**TASK TO COMPLETE:** Produce a verbatim copy of the entries listed below.

**SUPPLIED MATERIAL:**
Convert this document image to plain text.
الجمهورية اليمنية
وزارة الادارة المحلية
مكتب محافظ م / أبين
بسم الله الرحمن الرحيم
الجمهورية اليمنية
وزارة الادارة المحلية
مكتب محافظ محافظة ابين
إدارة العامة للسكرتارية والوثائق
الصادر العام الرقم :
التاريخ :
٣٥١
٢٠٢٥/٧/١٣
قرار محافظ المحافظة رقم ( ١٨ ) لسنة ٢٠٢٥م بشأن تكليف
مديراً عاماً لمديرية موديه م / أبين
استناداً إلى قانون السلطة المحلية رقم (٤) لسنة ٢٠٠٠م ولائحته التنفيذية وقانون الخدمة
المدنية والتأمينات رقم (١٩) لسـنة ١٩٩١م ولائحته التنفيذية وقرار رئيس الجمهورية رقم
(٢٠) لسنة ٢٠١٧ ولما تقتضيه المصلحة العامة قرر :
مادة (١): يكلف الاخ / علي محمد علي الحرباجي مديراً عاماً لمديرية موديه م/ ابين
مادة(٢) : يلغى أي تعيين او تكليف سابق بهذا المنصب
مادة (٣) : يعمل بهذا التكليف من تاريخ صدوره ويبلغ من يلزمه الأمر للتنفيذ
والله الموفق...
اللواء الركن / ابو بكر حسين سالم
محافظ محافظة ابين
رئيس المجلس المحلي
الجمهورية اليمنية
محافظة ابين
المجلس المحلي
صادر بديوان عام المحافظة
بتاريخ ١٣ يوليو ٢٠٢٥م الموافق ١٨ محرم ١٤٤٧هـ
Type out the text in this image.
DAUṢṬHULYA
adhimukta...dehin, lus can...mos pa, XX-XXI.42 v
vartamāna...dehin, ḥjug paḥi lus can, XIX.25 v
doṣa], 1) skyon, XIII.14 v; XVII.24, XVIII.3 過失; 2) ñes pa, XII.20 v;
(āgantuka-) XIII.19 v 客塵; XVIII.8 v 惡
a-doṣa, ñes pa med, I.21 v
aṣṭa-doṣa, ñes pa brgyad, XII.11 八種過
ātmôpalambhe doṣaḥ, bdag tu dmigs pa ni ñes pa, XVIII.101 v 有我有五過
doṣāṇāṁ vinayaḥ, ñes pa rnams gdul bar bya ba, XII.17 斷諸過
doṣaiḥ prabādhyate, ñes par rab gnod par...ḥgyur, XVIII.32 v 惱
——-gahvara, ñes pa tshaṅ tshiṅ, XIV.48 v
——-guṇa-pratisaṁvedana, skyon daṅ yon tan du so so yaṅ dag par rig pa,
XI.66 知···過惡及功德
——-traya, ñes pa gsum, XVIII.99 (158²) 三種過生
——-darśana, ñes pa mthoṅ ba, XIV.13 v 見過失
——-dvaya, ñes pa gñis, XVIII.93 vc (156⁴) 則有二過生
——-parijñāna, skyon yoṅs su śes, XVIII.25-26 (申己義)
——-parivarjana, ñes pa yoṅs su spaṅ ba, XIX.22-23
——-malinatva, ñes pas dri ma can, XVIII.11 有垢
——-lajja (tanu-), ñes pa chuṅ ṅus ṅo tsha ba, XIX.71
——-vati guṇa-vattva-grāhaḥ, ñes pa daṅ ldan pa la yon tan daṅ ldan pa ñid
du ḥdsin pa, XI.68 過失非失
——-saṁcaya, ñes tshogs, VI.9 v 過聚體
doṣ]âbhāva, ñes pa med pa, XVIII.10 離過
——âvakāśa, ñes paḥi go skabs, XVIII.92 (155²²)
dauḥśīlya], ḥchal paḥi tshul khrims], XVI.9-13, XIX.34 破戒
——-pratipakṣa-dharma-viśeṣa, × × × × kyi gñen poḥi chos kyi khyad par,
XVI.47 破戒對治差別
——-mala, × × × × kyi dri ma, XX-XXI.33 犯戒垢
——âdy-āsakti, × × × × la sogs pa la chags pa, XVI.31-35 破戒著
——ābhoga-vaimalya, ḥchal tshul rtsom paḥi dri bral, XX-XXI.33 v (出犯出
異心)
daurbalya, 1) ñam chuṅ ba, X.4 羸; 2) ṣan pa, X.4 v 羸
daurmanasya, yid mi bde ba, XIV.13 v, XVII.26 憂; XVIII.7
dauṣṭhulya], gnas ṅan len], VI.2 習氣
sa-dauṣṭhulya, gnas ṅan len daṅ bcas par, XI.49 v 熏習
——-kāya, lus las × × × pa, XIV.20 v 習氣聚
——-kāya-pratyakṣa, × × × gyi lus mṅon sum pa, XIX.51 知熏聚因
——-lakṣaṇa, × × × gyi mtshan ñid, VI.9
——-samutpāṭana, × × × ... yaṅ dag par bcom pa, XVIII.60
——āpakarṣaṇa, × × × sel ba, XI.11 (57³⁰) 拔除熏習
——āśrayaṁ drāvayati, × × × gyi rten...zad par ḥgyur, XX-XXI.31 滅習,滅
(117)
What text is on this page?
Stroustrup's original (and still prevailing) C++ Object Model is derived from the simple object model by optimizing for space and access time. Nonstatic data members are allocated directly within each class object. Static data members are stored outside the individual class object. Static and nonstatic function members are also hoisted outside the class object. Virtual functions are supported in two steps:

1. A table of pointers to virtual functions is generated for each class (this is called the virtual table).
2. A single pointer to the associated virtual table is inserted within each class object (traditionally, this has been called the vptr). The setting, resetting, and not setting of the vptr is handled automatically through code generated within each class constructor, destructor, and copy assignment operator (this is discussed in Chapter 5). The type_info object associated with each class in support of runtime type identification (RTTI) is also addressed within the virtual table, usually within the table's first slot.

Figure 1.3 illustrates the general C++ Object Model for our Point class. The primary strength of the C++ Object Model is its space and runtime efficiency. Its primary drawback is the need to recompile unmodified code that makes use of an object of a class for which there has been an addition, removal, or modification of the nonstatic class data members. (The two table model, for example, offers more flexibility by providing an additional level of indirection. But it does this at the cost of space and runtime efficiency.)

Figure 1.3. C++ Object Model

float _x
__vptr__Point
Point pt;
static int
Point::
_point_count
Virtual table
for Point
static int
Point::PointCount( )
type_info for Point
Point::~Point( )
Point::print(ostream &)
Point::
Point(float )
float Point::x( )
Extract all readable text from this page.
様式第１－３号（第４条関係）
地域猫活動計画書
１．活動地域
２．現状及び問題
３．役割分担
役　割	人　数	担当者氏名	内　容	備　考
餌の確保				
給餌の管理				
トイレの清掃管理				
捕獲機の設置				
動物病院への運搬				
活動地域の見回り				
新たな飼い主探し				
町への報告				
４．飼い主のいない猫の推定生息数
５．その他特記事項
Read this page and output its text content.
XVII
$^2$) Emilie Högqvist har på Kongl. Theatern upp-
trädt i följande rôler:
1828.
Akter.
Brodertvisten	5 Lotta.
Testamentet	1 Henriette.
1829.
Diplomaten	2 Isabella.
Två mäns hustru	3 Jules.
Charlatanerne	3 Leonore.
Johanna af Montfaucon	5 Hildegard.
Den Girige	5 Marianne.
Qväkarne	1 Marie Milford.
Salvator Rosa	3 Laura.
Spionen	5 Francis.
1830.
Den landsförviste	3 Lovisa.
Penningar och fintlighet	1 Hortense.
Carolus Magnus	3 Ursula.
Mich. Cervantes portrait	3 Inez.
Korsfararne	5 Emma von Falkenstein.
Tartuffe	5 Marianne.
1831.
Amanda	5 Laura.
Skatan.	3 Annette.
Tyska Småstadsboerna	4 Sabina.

**WRITTEN ANSWER:**
Convert this document image to plain text.
الجمهورية اليمنية
وزارة الادارة المحلية
مكتب محافظ م / أبين
بسم الله الرحمن الرحيم
الجمهورية اليمنية
وزارة الادارة المحلية
مكتب محافظ محافظة ابين
إدارة العامة للسكرتارية والوثائق
الصادر العام الرقم :
التاريخ :
٣٥١
٢٠٢٥/٧/١٣
قرار محافظ المحافظة رقم ( ١٨ ) لسنة ٢٠٢٥م بشأن تكليف
مديراً عاماً لمديرية موديه م / أبين
استناداً إلى قانون السلطة المحلية رقم (٤) لسنة ٢٠٠٠م ولائحته التنفيذية وقانون الخدمة
المدنية والتأمينات رقم (١٩) لسـنة ١٩٩١م ولائحته التنفيذية وقرار رئيس الجمهورية رقم
(٢٠) لسنة ٢٠١٧ ولما تقتضيه المصلحة العامة قرر :
مادة (١): يكلف الاخ / علي محمد علي الحرباجي مديراً عاماً لمديرية موديه م/ ابين
مادة(٢) : يلغى أي تعيين او تكليف سابق بهذا المنصب
مادة (٣) : يعمل بهذا التكليف من تاريخ صدوره ويبلغ من يلزمه الأمر للتنفيذ
والله الموفق...
اللواء الركن / ابو بكر حسين سالم
محافظ محافظة ابين
رئيس المجلس المحلي
الجمهورية اليمنية
محافظة ابين
المجلس المحلي
صادر بديوان عام المحافظة
بتاريخ ١٣ يوليو ٢٠٢٥م الموافق ١٨ محرم ١٤٤٧هـ
Type out the text in this image.
DAUṢṬHULYA
adhimukta...dehin, lus can...mos pa, XX-XXI.42 v
vartamāna...dehin, ḥjug paḥi lus can, XIX.25 v
doṣa], 1) skyon, XIII.14 v; XVII.24, XVIII.3 過失; 2) ñes pa, XII.20 v;
(āgantuka-) XIII.19 v 客塵; XVIII.8 v 惡
a-doṣa, ñes pa med, I.21 v
aṣṭa-doṣa, ñes pa brgyad, XII.11 八種過
ātmôpalambhe doṣaḥ, bdag tu dmigs pa ni ñes pa, XVIII.101 v 有我有五過
doṣāṇāṁ vinayaḥ, ñes pa rnams gdul bar bya ba, XII.17 斷諸過
doṣaiḥ prabādhyate, ñes par rab gnod par...ḥgyur, XVIII.32 v 惱
——-gahvara, ñes pa tshaṅ tshiṅ, XIV.48 v
——-guṇa-pratisaṁvedana, skyon daṅ yon tan du so so yaṅ dag par rig pa,
XI.66 知···過惡及功德
——-traya, ñes pa gsum, XVIII.99 (158²) 三種過生
——-darśana, ñes pa mthoṅ ba, XIV.13 v 見過失
——-dvaya, ñes pa gñis, XVIII.93 vc (156⁴) 則有二過生
——-parijñāna, skyon yoṅs su śes, XVIII.25-26 (申己義)
——-parivarjana, ñes pa yoṅs su spaṅ ba, XIX.22-23
——-malinatva, ñes pas dri ma can, XVIII.11 有垢
——-lajja (tanu-), ñes pa chuṅ ṅus ṅo tsha ba, XIX.71
——-vati guṇa-vattva-grāhaḥ, ñes pa daṅ ldan pa la yon tan daṅ ldan pa ñid
du ḥdsin pa, XI.68 過失非失
——-saṁcaya, ñes tshogs, VI.9 v 過聚體
doṣ]âbhāva, ñes pa med pa, XVIII.10 離過
——âvakāśa, ñes paḥi go skabs, XVIII.92 (155²²)
dauḥśīlya], ḥchal paḥi tshul khrims], XVI.9-13, XIX.34 破戒
——-pratipakṣa-dharma-viśeṣa, × × × × kyi gñen poḥi chos kyi khyad par,
XVI.47 破戒對治差別
——-mala, × × × × kyi dri ma, XX-XXI.33 犯戒垢
——âdy-āsakti, × × × × la sogs pa la chags pa, XVI.31-35 破戒著
——ābhoga-vaimalya, ḥchal tshul rtsom paḥi dri bral, XX-XXI.33 v (出犯出
異心)
daurbalya, 1) ñam chuṅ ba, X.4 羸; 2) ṣan pa, X.4 v 羸
daurmanasya, yid mi bde ba, XIV.13 v, XVII.26 憂; XVIII.7
dauṣṭhulya], gnas ṅan len], VI.2 習氣
sa-dauṣṭhulya, gnas ṅan len daṅ bcas par, XI.49 v 熏習
——-kāya, lus las × × × pa, XIV.20 v 習氣聚
——-kāya-pratyakṣa, × × × gyi lus mṅon sum pa, XIX.51 知熏聚因
——-lakṣaṇa, × × × gyi mtshan ñid, VI.9
——-samutpāṭana, × × × ... yaṅ dag par bcom pa, XVIII.60
——āpakarṣaṇa, × × × sel ba, XI.11 (57³⁰) 拔除熏習
——āśrayaṁ drāvayati, × × × gyi rten...zad par ḥgyur, XX-XXI.31 滅習,滅
(117)
What text is on this page?
Stroustrup's original (and still prevailing) C++ Object Model is derived from the simple object model by optimizing for space and access time. Nonstatic data members are allocated directly within each class object. Static data members are stored outside the individual class object. Static and nonstatic function members are also hoisted outside the class object. Virtual functions are supported in two steps:

1. A table of pointers to virtual functions is generated for each class (this is called the virtual table).
2. A single pointer to the associated virtual table is inserted within each class object (traditionally, this has been called the vptr). The setting, resetting, and not setting of the vptr is handled automatically through code generated within each class constructor, destructor, and copy assignment operator (this is discussed in Chapter 5). The type_info object associated with each class in support of runtime type identification (RTTI) is also addressed within the virtual table, usually within the table's first slot.

Figure 1.3 illustrates the general C++ Object Model for our Point class. The primary strength of the C++ Object Model is its space and runtime efficiency. Its primary drawback is the need to recompile unmodified code that makes use of an object of a class for which there has been an addition, removal, or modification of the nonstatic class data members. (The two table model, for example, offers more flexibility by providing an additional level of indirection. But it does this at the cost of space and runtime efficiency.)

Figure 1.3. C++ Object Model

float _x
__vptr__Point
Point pt;
static int
Point::
_point_count
Virtual table
for Point
static int
Point::PointCount( )
type_info for Point
Point::~Point( )
Point::print(ostream &)
Point::
Point(float )
float Point::x( )
Extract all readable text from this page.
様式第１－３号（第４条関係）
地域猫活動計画書
１．活動地域
２．現状及び問題
３．役割分担
役　割	人　数	担当者氏名	内　容	備　考
餌の確保				
給餌の管理				
トイレの清掃管理				
捕獲機の設置				
動物病院への運搬				
活動地域の見回り				
新たな飼い主探し				
町への報告				
４．飼い主のいない猫の推定生息数
５．その他特記事項
Read this page and output its text content.
XVII
$^2$) Emilie Högqvist har på Kongl. Theatern upp-
trädt i följande rôler:
1828.
Akter.
Brodertvisten	5 Lotta.
Testamentet	1 Henriette.
1829.
Diplomaten	2 Isabella.
Två mäns hustru	3 Jules.
Charlatanerne	3 Leonore.
Johanna af Montfaucon	5 Hildegard.
Den Girige	5 Marianne.
Qväkarne	1 Marie Milford.
Salvator Rosa	3 Laura.
Spionen	5 Francis.
1830.
Den landsförviste	3 Lovisa.
Penningar och fintlighet	1 Hortense.
Carolus Magnus	3 Ursula.
Mich. Cervantes portrait	3 Inez.
Korsfararne	5 Emma von Falkenstein.
Tartuffe	5 Marianne.
1831.
Amanda	5 Laura.
Skatan.	3 Annette.
Tyska Småstadsboerna	4 Sabina.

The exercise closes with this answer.